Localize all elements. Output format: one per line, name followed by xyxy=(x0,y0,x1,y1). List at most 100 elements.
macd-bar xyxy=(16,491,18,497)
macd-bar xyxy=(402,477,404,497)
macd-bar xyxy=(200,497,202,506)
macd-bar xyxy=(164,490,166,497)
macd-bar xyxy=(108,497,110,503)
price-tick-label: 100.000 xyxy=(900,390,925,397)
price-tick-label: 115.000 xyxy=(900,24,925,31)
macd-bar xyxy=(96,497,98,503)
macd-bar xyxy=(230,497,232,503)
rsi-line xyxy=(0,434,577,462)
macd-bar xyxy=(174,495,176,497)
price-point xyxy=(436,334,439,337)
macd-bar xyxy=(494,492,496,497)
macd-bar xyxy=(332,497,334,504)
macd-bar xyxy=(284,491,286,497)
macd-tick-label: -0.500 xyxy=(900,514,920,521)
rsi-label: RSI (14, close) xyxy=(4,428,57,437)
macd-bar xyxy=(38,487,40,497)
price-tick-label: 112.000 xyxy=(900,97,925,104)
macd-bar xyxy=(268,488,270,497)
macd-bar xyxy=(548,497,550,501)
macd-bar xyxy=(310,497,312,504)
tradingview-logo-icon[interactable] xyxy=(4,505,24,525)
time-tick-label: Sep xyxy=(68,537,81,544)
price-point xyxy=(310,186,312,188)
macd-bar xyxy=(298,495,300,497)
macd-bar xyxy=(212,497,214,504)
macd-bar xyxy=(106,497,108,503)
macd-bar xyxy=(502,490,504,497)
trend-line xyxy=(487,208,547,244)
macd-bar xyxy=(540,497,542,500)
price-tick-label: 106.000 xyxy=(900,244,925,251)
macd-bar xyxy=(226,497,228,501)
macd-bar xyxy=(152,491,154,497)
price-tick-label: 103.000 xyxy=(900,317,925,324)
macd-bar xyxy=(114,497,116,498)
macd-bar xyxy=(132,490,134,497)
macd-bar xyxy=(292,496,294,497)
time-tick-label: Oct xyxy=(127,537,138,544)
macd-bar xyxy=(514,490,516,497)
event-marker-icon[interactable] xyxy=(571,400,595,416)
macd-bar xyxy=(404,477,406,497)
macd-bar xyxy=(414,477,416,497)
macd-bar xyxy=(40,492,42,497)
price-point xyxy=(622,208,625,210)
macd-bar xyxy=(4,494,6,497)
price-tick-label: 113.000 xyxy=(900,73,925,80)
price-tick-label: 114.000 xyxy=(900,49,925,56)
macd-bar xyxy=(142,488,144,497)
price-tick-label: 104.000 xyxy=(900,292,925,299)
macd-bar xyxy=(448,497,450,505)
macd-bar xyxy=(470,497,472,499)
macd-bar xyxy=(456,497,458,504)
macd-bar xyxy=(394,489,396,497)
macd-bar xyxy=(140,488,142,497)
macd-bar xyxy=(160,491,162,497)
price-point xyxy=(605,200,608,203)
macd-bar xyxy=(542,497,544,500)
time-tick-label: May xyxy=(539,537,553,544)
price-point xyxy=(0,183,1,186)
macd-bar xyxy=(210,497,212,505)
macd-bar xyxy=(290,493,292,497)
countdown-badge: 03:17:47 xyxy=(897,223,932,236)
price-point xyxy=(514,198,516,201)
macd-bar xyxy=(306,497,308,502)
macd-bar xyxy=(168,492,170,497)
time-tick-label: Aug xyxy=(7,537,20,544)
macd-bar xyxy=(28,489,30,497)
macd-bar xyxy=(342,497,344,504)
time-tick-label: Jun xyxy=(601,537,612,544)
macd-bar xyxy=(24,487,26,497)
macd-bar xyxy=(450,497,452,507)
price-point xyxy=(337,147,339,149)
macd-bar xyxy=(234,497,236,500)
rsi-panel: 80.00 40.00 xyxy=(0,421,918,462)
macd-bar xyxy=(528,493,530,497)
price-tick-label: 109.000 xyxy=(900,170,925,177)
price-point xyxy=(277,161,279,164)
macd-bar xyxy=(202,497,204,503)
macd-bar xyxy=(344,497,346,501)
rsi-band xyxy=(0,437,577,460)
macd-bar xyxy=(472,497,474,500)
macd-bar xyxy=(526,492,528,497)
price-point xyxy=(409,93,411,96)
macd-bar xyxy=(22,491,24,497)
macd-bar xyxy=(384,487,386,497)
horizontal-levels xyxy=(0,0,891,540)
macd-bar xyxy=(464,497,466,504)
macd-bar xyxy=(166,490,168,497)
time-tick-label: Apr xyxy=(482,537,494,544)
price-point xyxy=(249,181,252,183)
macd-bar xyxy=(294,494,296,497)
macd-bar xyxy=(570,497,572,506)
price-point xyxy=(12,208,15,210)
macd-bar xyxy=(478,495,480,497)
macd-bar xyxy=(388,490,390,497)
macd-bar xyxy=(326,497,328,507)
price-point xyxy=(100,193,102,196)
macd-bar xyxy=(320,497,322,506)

......

§ Short task
Convert every row above into a numbered list, skipping any blank lines.

§ Exercise result
1. Localize all elements. Output format: one per line, name followed by xyxy=(x0,y0,x1,y1). List at most 100 elements.
2. macd-bar xyxy=(16,491,18,497)
3. macd-bar xyxy=(402,477,404,497)
4. macd-bar xyxy=(200,497,202,506)
5. macd-bar xyxy=(164,490,166,497)
6. macd-bar xyxy=(108,497,110,503)
7. price-tick-label: 100.000 xyxy=(900,390,925,397)
8. price-tick-label: 115.000 xyxy=(900,24,925,31)
9. macd-bar xyxy=(96,497,98,503)
10. macd-bar xyxy=(230,497,232,503)
11. rsi-line xyxy=(0,434,577,462)
12. macd-bar xyxy=(174,495,176,497)
13. price-point xyxy=(436,334,439,337)
14. macd-bar xyxy=(494,492,496,497)
15. macd-bar xyxy=(332,497,334,504)
16. macd-bar xyxy=(284,491,286,497)
17. macd-tick-label: -0.500 xyxy=(900,514,920,521)
18. rsi-label: RSI (14, close) xyxy=(4,428,57,437)
19. macd-bar xyxy=(38,487,40,497)
20. price-tick-label: 112.000 xyxy=(900,97,925,104)
21. macd-bar xyxy=(268,488,270,497)
22. macd-bar xyxy=(548,497,550,501)
23. macd-bar xyxy=(310,497,312,504)
24. tradingview-logo-icon[interactable] xyxy=(4,505,24,525)
25. time-tick-label: Sep xyxy=(68,537,81,544)
26. price-point xyxy=(310,186,312,188)
27. macd-bar xyxy=(298,495,300,497)
28. macd-bar xyxy=(212,497,214,504)
29. macd-bar xyxy=(106,497,108,503)
30. macd-bar xyxy=(502,490,504,497)
31. trend-line xyxy=(487,208,547,244)
32. macd-bar xyxy=(540,497,542,500)
33. price-tick-label: 106.000 xyxy=(900,244,925,251)
34. macd-bar xyxy=(226,497,228,501)
35. macd-bar xyxy=(152,491,154,497)
36. price-tick-label: 103.000 xyxy=(900,317,925,324)
37. macd-bar xyxy=(114,497,116,498)
38. macd-bar xyxy=(132,490,134,497)
39. macd-bar xyxy=(292,496,294,497)
40. time-tick-label: Oct xyxy=(127,537,138,544)
41. macd-bar xyxy=(514,490,516,497)
42. event-marker-icon[interactable] xyxy=(571,400,595,416)
43. macd-bar xyxy=(404,477,406,497)
44. macd-bar xyxy=(414,477,416,497)
45. macd-bar xyxy=(40,492,42,497)
46. price-point xyxy=(622,208,625,210)
47. macd-bar xyxy=(4,494,6,497)
48. price-tick-label: 113.000 xyxy=(900,73,925,80)
49. price-tick-label: 114.000 xyxy=(900,49,925,56)
50. macd-bar xyxy=(142,488,144,497)
51. price-tick-label: 104.000 xyxy=(900,292,925,299)
52. macd-bar xyxy=(448,497,450,505)
53. macd-bar xyxy=(470,497,472,499)
54. macd-bar xyxy=(456,497,458,504)
55. macd-bar xyxy=(394,489,396,497)
56. macd-bar xyxy=(140,488,142,497)
57. macd-bar xyxy=(160,491,162,497)
58. price-point xyxy=(605,200,608,203)
59. macd-bar xyxy=(542,497,544,500)
60. time-tick-label: May xyxy=(539,537,553,544)
61. price-point xyxy=(0,183,1,186)
62. macd-bar xyxy=(210,497,212,505)
63. macd-bar xyxy=(290,493,292,497)
64. countdown-badge: 03:17:47 xyxy=(897,223,932,236)
65. price-point xyxy=(514,198,516,201)
66. macd-bar xyxy=(306,497,308,502)
67. macd-bar xyxy=(168,492,170,497)
68. time-tick-label: Aug xyxy=(7,537,20,544)
69. macd-bar xyxy=(28,489,30,497)
70. macd-bar xyxy=(342,497,344,504)
71. time-tick-label: Jun xyxy=(601,537,612,544)
72. macd-bar xyxy=(24,487,26,497)
73. macd-bar xyxy=(450,497,452,507)
74. price-point xyxy=(337,147,339,149)
75. macd-bar xyxy=(234,497,236,500)
76. rsi-panel: 80.00 40.00 xyxy=(0,421,918,462)
77. macd-bar xyxy=(528,493,530,497)
78. price-tick-label: 109.000 xyxy=(900,170,925,177)
79. price-point xyxy=(277,161,279,164)
80. macd-bar xyxy=(202,497,204,503)
81. macd-bar xyxy=(344,497,346,501)
82. rsi-band xyxy=(0,437,577,460)
83. macd-bar xyxy=(472,497,474,500)
84. macd-bar xyxy=(526,492,528,497)
85. price-point xyxy=(409,93,411,96)
86. macd-bar xyxy=(22,491,24,497)
87. macd-bar xyxy=(384,487,386,497)
88. horizontal-levels xyxy=(0,0,891,540)
89. macd-bar xyxy=(464,497,466,504)
90. macd-bar xyxy=(166,490,168,497)
91. time-tick-label: Apr xyxy=(482,537,494,544)
92. price-point xyxy=(249,181,252,183)
93. macd-bar xyxy=(294,494,296,497)
94. macd-bar xyxy=(570,497,572,506)
95. price-point xyxy=(12,208,15,210)
96. macd-bar xyxy=(478,495,480,497)
97. macd-bar xyxy=(388,490,390,497)
98. macd-bar xyxy=(326,497,328,507)
99. price-point xyxy=(100,193,102,196)
100. macd-bar xyxy=(320,497,322,506)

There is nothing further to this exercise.